• Job: Give all of the lines again, with nothing added or dropped.

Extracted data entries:
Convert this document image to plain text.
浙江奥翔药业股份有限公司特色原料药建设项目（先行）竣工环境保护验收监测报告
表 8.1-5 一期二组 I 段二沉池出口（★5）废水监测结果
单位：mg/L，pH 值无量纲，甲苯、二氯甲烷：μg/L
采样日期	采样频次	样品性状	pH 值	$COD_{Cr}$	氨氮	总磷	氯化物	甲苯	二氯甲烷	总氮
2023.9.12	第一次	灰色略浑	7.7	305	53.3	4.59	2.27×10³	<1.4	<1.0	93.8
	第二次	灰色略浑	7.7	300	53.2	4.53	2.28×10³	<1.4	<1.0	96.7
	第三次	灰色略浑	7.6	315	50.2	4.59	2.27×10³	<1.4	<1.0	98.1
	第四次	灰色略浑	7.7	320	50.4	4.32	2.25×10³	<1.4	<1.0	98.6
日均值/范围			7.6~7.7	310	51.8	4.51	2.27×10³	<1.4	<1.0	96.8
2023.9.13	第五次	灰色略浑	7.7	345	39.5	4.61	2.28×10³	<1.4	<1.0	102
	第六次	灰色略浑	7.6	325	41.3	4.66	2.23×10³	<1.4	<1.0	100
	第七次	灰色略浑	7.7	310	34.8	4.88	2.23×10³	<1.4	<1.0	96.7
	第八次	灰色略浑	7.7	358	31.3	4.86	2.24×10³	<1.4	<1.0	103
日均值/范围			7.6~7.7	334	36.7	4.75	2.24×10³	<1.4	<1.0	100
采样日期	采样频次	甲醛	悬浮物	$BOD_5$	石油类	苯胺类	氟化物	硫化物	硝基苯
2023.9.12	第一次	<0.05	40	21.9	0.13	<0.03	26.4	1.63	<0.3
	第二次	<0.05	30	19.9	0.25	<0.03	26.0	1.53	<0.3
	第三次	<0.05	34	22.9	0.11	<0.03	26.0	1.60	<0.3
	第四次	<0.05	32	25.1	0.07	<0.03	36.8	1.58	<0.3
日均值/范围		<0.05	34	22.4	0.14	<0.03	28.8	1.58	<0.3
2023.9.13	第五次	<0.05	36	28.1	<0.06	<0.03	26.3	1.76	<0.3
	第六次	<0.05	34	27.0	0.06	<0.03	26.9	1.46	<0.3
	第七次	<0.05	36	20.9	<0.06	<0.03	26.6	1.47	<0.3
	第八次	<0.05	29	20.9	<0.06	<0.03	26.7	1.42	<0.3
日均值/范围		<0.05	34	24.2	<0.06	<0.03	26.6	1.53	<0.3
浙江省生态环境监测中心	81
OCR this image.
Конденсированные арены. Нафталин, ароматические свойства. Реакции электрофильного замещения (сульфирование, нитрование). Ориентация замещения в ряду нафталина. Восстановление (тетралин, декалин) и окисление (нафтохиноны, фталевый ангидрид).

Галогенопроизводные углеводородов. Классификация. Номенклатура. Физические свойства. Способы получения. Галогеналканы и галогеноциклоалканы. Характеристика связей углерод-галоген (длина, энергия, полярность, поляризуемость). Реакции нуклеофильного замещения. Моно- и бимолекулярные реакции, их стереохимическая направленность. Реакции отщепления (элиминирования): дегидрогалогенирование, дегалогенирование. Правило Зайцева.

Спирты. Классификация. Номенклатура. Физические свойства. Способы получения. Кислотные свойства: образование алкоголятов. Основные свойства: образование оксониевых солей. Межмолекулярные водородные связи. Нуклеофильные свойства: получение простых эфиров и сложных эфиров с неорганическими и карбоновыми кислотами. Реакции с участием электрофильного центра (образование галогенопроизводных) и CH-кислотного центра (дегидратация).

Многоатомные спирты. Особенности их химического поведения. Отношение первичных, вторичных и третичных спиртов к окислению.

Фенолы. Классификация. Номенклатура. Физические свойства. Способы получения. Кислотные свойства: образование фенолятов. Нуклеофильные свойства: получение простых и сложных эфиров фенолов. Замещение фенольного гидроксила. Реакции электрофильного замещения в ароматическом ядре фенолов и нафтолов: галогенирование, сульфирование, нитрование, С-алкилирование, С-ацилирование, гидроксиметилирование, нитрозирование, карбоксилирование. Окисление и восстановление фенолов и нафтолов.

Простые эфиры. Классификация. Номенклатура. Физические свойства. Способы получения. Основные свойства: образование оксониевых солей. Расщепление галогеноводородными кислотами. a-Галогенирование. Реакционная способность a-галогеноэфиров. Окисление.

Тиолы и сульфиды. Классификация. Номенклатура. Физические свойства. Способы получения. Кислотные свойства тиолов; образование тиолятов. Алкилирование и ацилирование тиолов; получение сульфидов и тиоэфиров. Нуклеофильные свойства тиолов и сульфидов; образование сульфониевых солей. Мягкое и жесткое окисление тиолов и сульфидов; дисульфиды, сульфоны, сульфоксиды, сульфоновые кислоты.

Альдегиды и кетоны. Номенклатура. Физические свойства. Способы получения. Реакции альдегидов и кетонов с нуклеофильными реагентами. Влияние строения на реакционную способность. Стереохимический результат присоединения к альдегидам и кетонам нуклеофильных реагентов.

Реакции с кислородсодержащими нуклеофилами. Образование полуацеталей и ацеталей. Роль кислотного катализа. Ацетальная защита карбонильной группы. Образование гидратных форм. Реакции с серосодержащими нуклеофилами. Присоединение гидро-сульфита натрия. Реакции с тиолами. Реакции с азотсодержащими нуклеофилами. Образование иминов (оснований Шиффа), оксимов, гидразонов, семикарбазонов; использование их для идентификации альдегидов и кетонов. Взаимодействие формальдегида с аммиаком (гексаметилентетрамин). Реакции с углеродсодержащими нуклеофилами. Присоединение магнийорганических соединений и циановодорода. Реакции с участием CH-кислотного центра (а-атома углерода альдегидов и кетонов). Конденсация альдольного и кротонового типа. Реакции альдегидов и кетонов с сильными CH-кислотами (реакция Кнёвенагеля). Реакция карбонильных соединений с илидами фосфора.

• Answer to this task:
Convert this document image to plain text.
浙江奥翔药业股份有限公司特色原料药建设项目（先行）竣工环境保护验收监测报告
表 8.1-5 一期二组 I 段二沉池出口（★5）废水监测结果
单位：mg/L，pH 值无量纲，甲苯、二氯甲烷：μg/L
采样日期	采样频次	样品性状	pH 值	$COD_{Cr}$	氨氮	总磷	氯化物	甲苯	二氯甲烷	总氮
2023.9.12	第一次	灰色略浑	7.7	305	53.3	4.59	2.27×10³	<1.4	<1.0	93.8
	第二次	灰色略浑	7.7	300	53.2	4.53	2.28×10³	<1.4	<1.0	96.7
	第三次	灰色略浑	7.6	315	50.2	4.59	2.27×10³	<1.4	<1.0	98.1
	第四次	灰色略浑	7.7	320	50.4	4.32	2.25×10³	<1.4	<1.0	98.6
日均值/范围			7.6~7.7	310	51.8	4.51	2.27×10³	<1.4	<1.0	96.8
2023.9.13	第五次	灰色略浑	7.7	345	39.5	4.61	2.28×10³	<1.4	<1.0	102
	第六次	灰色略浑	7.6	325	41.3	4.66	2.23×10³	<1.4	<1.0	100
	第七次	灰色略浑	7.7	310	34.8	4.88	2.23×10³	<1.4	<1.0	96.7
	第八次	灰色略浑	7.7	358	31.3	4.86	2.24×10³	<1.4	<1.0	103
日均值/范围			7.6~7.7	334	36.7	4.75	2.24×10³	<1.4	<1.0	100
采样日期	采样频次	甲醛	悬浮物	$BOD_5$	石油类	苯胺类	氟化物	硫化物	硝基苯
2023.9.12	第一次	<0.05	40	21.9	0.13	<0.03	26.4	1.63	<0.3
	第二次	<0.05	30	19.9	0.25	<0.03	26.0	1.53	<0.3
	第三次	<0.05	34	22.9	0.11	<0.03	26.0	1.60	<0.3
	第四次	<0.05	32	25.1	0.07	<0.03	36.8	1.58	<0.3
日均值/范围		<0.05	34	22.4	0.14	<0.03	28.8	1.58	<0.3
2023.9.13	第五次	<0.05	36	28.1	<0.06	<0.03	26.3	1.76	<0.3
	第六次	<0.05	34	27.0	0.06	<0.03	26.9	1.46	<0.3
	第七次	<0.05	36	20.9	<0.06	<0.03	26.6	1.47	<0.3
	第八次	<0.05	29	20.9	<0.06	<0.03	26.7	1.42	<0.3
日均值/范围		<0.05	34	24.2	<0.06	<0.03	26.6	1.53	<0.3
浙江省生态环境监测中心	81
OCR this image.
Конденсированные арены. Нафталин, ароматические свойства. Реакции электрофильного замещения (сульфирование, нитрование). Ориентация замещения в ряду нафталина. Восстановление (тетралин, декалин) и окисление (нафтохиноны, фталевый ангидрид).

Галогенопроизводные углеводородов. Классификация. Номенклатура. Физические свойства. Способы получения. Галогеналканы и галогеноциклоалканы. Характеристика связей углерод-галоген (длина, энергия, полярность, поляризуемость). Реакции нуклеофильного замещения. Моно- и бимолекулярные реакции, их стереохимическая направленность. Реакции отщепления (элиминирования): дегидрогалогенирование, дегалогенирование. Правило Зайцева.

Спирты. Классификация. Номенклатура. Физические свойства. Способы получения. Кислотные свойства: образование алкоголятов. Основные свойства: образование оксониевых солей. Межмолекулярные водородные связи. Нуклеофильные свойства: получение простых эфиров и сложных эфиров с неорганическими и карбоновыми кислотами. Реакции с участием электрофильного центра (образование галогенопроизводных) и CH-кислотного центра (дегидратация).

Многоатомные спирты. Особенности их химического поведения. Отношение первичных, вторичных и третичных спиртов к окислению.

Фенолы. Классификация. Номенклатура. Физические свойства. Способы получения. Кислотные свойства: образование фенолятов. Нуклеофильные свойства: получение простых и сложных эфиров фенолов. Замещение фенольного гидроксила. Реакции электрофильного замещения в ароматическом ядре фенолов и нафтолов: галогенирование, сульфирование, нитрование, С-алкилирование, С-ацилирование, гидроксиметилирование, нитрозирование, карбоксилирование. Окисление и восстановление фенолов и нафтолов.

Простые эфиры. Классификация. Номенклатура. Физические свойства. Способы получения. Основные свойства: образование оксониевых солей. Расщепление галогеноводородными кислотами. a-Галогенирование. Реакционная способность a-галогеноэфиров. Окисление.

Тиолы и сульфиды. Классификация. Номенклатура. Физические свойства. Способы получения. Кислотные свойства тиолов; образование тиолятов. Алкилирование и ацилирование тиолов; получение сульфидов и тиоэфиров. Нуклеофильные свойства тиолов и сульфидов; образование сульфониевых солей. Мягкое и жесткое окисление тиолов и сульфидов; дисульфиды, сульфоны, сульфоксиды, сульфоновые кислоты.

Альдегиды и кетоны. Номенклатура. Физические свойства. Способы получения. Реакции альдегидов и кетонов с нуклеофильными реагентами. Влияние строения на реакционную способность. Стереохимический результат присоединения к альдегидам и кетонам нуклеофильных реагентов.

Реакции с кислородсодержащими нуклеофилами. Образование полуацеталей и ацеталей. Роль кислотного катализа. Ацетальная защита карбонильной группы. Образование гидратных форм. Реакции с серосодержащими нуклеофилами. Присоединение гидро-сульфита натрия. Реакции с тиолами. Реакции с азотсодержащими нуклеофилами. Образование иминов (оснований Шиффа), оксимов, гидразонов, семикарбазонов; использование их для идентификации альдегидов и кетонов. Взаимодействие формальдегида с аммиаком (гексаметилентетрамин). Реакции с углеродсодержащими нуклеофилами. Присоединение магнийорганических соединений и циановодорода. Реакции с участием CH-кислотного центра (а-атома углерода альдегидов и кетонов). Конденсация альдольного и кротонового типа. Реакции альдегидов и кетонов с сильными CH-кислотами (реакция Кнёвенагеля). Реакция карбонильных соединений с илидами фосфора.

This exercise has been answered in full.